Objective →
Write the material out again exactly.
-- begin Records provided --
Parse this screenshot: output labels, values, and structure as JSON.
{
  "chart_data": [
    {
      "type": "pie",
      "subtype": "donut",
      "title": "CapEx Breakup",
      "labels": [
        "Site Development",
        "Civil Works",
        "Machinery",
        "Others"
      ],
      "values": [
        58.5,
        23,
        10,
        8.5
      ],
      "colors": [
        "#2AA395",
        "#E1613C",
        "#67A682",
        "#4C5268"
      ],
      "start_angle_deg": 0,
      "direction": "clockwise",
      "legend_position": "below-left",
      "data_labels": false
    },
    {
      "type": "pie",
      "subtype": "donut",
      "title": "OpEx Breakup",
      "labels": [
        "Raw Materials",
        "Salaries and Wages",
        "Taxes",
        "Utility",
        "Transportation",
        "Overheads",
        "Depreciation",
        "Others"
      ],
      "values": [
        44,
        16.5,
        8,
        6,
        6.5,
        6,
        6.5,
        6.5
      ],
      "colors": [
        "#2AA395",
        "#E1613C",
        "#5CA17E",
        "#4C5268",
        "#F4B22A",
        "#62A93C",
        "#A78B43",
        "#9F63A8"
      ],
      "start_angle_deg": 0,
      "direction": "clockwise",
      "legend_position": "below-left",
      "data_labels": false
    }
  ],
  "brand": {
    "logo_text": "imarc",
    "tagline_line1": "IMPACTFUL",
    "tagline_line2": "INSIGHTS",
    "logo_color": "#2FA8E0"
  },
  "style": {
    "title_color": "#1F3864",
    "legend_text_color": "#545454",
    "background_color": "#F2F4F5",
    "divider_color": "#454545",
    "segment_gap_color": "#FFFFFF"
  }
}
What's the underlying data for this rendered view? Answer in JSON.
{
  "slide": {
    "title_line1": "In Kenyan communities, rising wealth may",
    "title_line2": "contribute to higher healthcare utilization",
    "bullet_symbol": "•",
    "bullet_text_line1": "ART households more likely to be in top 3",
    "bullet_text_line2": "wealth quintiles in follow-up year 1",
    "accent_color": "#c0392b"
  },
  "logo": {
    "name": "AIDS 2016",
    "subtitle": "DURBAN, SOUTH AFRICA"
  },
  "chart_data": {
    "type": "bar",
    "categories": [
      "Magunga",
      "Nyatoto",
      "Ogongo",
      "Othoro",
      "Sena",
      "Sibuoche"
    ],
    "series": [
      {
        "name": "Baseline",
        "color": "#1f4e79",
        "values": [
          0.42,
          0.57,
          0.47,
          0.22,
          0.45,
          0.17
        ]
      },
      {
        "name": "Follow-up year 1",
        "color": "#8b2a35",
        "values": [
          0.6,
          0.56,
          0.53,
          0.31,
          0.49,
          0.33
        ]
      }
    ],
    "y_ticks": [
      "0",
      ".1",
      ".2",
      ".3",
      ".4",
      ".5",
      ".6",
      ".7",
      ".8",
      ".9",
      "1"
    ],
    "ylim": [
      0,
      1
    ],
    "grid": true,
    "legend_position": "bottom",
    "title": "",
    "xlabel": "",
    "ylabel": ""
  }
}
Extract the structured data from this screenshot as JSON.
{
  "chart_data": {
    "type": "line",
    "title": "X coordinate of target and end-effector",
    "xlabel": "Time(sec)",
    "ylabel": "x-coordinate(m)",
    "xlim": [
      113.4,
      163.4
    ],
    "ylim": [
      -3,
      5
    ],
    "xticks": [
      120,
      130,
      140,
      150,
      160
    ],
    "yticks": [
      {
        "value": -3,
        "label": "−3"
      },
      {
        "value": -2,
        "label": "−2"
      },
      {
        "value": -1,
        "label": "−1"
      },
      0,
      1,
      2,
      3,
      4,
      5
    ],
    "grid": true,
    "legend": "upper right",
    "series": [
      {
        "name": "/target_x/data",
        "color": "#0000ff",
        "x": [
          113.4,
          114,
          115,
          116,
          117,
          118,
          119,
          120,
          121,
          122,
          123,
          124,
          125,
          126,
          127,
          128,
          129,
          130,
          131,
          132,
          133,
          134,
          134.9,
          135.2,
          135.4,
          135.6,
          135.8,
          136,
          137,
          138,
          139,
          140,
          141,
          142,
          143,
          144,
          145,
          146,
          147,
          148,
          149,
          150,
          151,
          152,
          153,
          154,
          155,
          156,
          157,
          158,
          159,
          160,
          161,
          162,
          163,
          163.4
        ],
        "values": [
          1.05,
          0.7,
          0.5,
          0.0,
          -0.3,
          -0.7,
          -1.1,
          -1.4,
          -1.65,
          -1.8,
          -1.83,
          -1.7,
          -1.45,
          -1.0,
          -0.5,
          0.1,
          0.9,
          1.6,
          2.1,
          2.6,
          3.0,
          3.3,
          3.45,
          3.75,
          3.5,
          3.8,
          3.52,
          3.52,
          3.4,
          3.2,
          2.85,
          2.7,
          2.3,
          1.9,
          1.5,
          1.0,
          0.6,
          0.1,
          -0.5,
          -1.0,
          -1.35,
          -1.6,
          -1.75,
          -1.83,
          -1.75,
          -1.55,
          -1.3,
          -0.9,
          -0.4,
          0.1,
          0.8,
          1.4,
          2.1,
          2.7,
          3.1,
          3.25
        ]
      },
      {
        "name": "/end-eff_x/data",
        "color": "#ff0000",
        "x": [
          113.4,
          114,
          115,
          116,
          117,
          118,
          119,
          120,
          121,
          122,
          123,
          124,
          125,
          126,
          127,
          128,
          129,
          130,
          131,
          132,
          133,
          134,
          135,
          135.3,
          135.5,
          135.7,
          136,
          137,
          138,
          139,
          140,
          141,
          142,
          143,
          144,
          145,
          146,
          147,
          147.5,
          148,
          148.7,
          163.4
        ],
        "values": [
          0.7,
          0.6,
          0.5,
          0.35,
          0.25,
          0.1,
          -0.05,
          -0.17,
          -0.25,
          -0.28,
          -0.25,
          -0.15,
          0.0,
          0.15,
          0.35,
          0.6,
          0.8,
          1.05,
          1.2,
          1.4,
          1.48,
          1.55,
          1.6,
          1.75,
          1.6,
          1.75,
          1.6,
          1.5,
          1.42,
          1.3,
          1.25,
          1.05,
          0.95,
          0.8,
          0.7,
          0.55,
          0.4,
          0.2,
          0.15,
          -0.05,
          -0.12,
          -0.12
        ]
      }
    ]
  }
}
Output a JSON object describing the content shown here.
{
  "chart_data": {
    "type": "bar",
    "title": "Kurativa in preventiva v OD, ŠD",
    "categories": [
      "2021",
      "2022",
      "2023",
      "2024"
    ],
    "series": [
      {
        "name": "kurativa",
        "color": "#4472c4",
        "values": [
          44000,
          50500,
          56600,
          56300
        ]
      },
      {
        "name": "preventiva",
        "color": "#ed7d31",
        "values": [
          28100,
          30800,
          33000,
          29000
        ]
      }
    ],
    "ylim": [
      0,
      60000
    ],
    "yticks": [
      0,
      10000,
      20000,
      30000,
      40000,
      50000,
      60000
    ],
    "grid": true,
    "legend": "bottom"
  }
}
-- end Records provided --
Solved exercise →
Parse this screenshot: output labels, values, and structure as JSON.
{
  "chart_data": [
    {
      "type": "pie",
      "subtype": "donut",
      "title": "CapEx Breakup",
      "labels": [
        "Site Development",
        "Civil Works",
        "Machinery",
        "Others"
      ],
      "values": [
        58.5,
        23,
        10,
        8.5
      ],
      "colors": [
        "#2AA395",
        "#E1613C",
        "#67A682",
        "#4C5268"
      ],
      "start_angle_deg": 0,
      "direction": "clockwise",
      "legend_position": "below-left",
      "data_labels": false
    },
    {
      "type": "pie",
      "subtype": "donut",
      "title": "OpEx Breakup",
      "labels": [
        "Raw Materials",
        "Salaries and Wages",
        "Taxes",
        "Utility",
        "Transportation",
        "Overheads",
        "Depreciation",
        "Others"
      ],
      "values": [
        44,
        16.5,
        8,
        6,
        6.5,
        6,
        6.5,
        6.5
      ],
      "colors": [
        "#2AA395",
        "#E1613C",
        "#5CA17E",
        "#4C5268",
        "#F4B22A",
        "#62A93C",
        "#A78B43",
        "#9F63A8"
      ],
      "start_angle_deg": 0,
      "direction": "clockwise",
      "legend_position": "below-left",
      "data_labels": false
    }
  ],
  "brand": {
    "logo_text": "imarc",
    "tagline_line1": "IMPACTFUL",
    "tagline_line2": "INSIGHTS",
    "logo_color": "#2FA8E0"
  },
  "style": {
    "title_color": "#1F3864",
    "legend_text_color": "#545454",
    "background_color": "#F2F4F5",
    "divider_color": "#454545",
    "segment_gap_color": "#FFFFFF"
  }
}
What's the underlying data for this rendered view? Answer in JSON.
{
  "slide": {
    "title_line1": "In Kenyan communities, rising wealth may",
    "title_line2": "contribute to higher healthcare utilization",
    "bullet_symbol": "•",
    "bullet_text_line1": "ART households more likely to be in top 3",
    "bullet_text_line2": "wealth quintiles in follow-up year 1",
    "accent_color": "#c0392b"
  },
  "logo": {
    "name": "AIDS 2016",
    "subtitle": "DURBAN, SOUTH AFRICA"
  },
  "chart_data": {
    "type": "bar",
    "categories": [
      "Magunga",
      "Nyatoto",
      "Ogongo",
      "Othoro",
      "Sena",
      "Sibuoche"
    ],
    "series": [
      {
        "name": "Baseline",
        "color": "#1f4e79",
        "values": [
          0.42,
          0.57,
          0.47,
          0.22,
          0.45,
          0.17
        ]
      },
      {
        "name": "Follow-up year 1",
        "color": "#8b2a35",
        "values": [
          0.6,
          0.56,
          0.53,
          0.31,
          0.49,
          0.33
        ]
      }
    ],
    "y_ticks": [
      "0",
      ".1",
      ".2",
      ".3",
      ".4",
      ".5",
      ".6",
      ".7",
      ".8",
      ".9",
      "1"
    ],
    "ylim": [
      0,
      1
    ],
    "grid": true,
    "legend_position": "bottom",
    "title": "",
    "xlabel": "",
    "ylabel": ""
  }
}
Extract the structured data from this screenshot as JSON.
{
  "chart_data": {
    "type": "line",
    "title": "X coordinate of target and end-effector",
    "xlabel": "Time(sec)",
    "ylabel": "x-coordinate(m)",
    "xlim": [
      113.4,
      163.4
    ],
    "ylim": [
      -3,
      5
    ],
    "xticks": [
      120,
      130,
      140,
      150,
      160
    ],
    "yticks": [
      {
        "value": -3,
        "label": "−3"
      },
      {
        "value": -2,
        "label": "−2"
      },
      {
        "value": -1,
        "label": "−1"
      },
      0,
      1,
      2,
      3,
      4,
      5
    ],
    "grid": true,
    "legend": "upper right",
    "series": [
      {
        "name": "/target_x/data",
        "color": "#0000ff",
        "x": [
          113.4,
          114,
          115,
          116,
          117,
          118,
          119,
          120,
          121,
          122,
          123,
          124,
          125,
          126,
          127,
          128,
          129,
          130,
          131,
          132,
          133,
          134,
          134.9,
          135.2,
          135.4,
          135.6,
          135.8,
          136,
          137,
          138,
          139,
          140,
          141,
          142,
          143,
          144,
          145,
          146,
          147,
          148,
          149,
          150,
          151,
          152,
          153,
          154,
          155,
          156,
          157,
          158,
          159,
          160,
          161,
          162,
          163,
          163.4
        ],
        "values": [
          1.05,
          0.7,
          0.5,
          0.0,
          -0.3,
          -0.7,
          -1.1,
          -1.4,
          -1.65,
          -1.8,
          -1.83,
          -1.7,
          -1.45,
          -1.0,
          -0.5,
          0.1,
          0.9,
          1.6,
          2.1,
          2.6,
          3.0,
          3.3,
          3.45,
          3.75,
          3.5,
          3.8,
          3.52,
          3.52,
          3.4,
          3.2,
          2.85,
          2.7,
          2.3,
          1.9,
          1.5,
          1.0,
          0.6,
          0.1,
          -0.5,
          -1.0,
          -1.35,
          -1.6,
          -1.75,
          -1.83,
          -1.75,
          -1.55,
          -1.3,
          -0.9,
          -0.4,
          0.1,
          0.8,
          1.4,
          2.1,
          2.7,
          3.1,
          3.25
        ]
      },
      {
        "name": "/end-eff_x/data",
        "color": "#ff0000",
        "x": [
          113.4,
          114,
          115,
          116,
          117,
          118,
          119,
          120,
          121,
          122,
          123,
          124,
          125,
          126,
          127,
          128,
          129,
          130,
          131,
          132,
          133,
          134,
          135,
          135.3,
          135.5,
          135.7,
          136,
          137,
          138,
          139,
          140,
          141,
          142,
          143,
          144,
          145,
          146,
          147,
          147.5,
          148,
          148.7,
          163.4
        ],
        "values": [
          0.7,
          0.6,
          0.5,
          0.35,
          0.25,
          0.1,
          -0.05,
          -0.17,
          -0.25,
          -0.28,
          -0.25,
          -0.15,
          0.0,
          0.15,
          0.35,
          0.6,
          0.8,
          1.05,
          1.2,
          1.4,
          1.48,
          1.55,
          1.6,
          1.75,
          1.6,
          1.75,
          1.6,
          1.5,
          1.42,
          1.3,
          1.25,
          1.05,
          0.95,
          0.8,
          0.7,
          0.55,
          0.4,
          0.2,
          0.15,
          -0.05,
          -0.12,
          -0.12
        ]
      }
    ]
  }
}
Output a JSON object describing the content shown here.
{
  "chart_data": {
    "type": "bar",
    "title": "Kurativa in preventiva v OD, ŠD",
    "categories": [
      "2021",
      "2022",
      "2023",
      "2024"
    ],
    "series": [
      {
        "name": "kurativa",
        "color": "#4472c4",
        "values": [
          44000,
          50500,
          56600,
          56300
        ]
      },
      {
        "name": "preventiva",
        "color": "#ed7d31",
        "values": [
          28100,
          30800,
          33000,
          29000
        ]
      }
    ],
    "ylim": [
      0,
      60000
    ],
    "yticks": [
      0,
      10000,
      20000,
      30000,
      40000,
      50000,
      60000
    ],
    "grid": true,
    "legend": "bottom"
  }
}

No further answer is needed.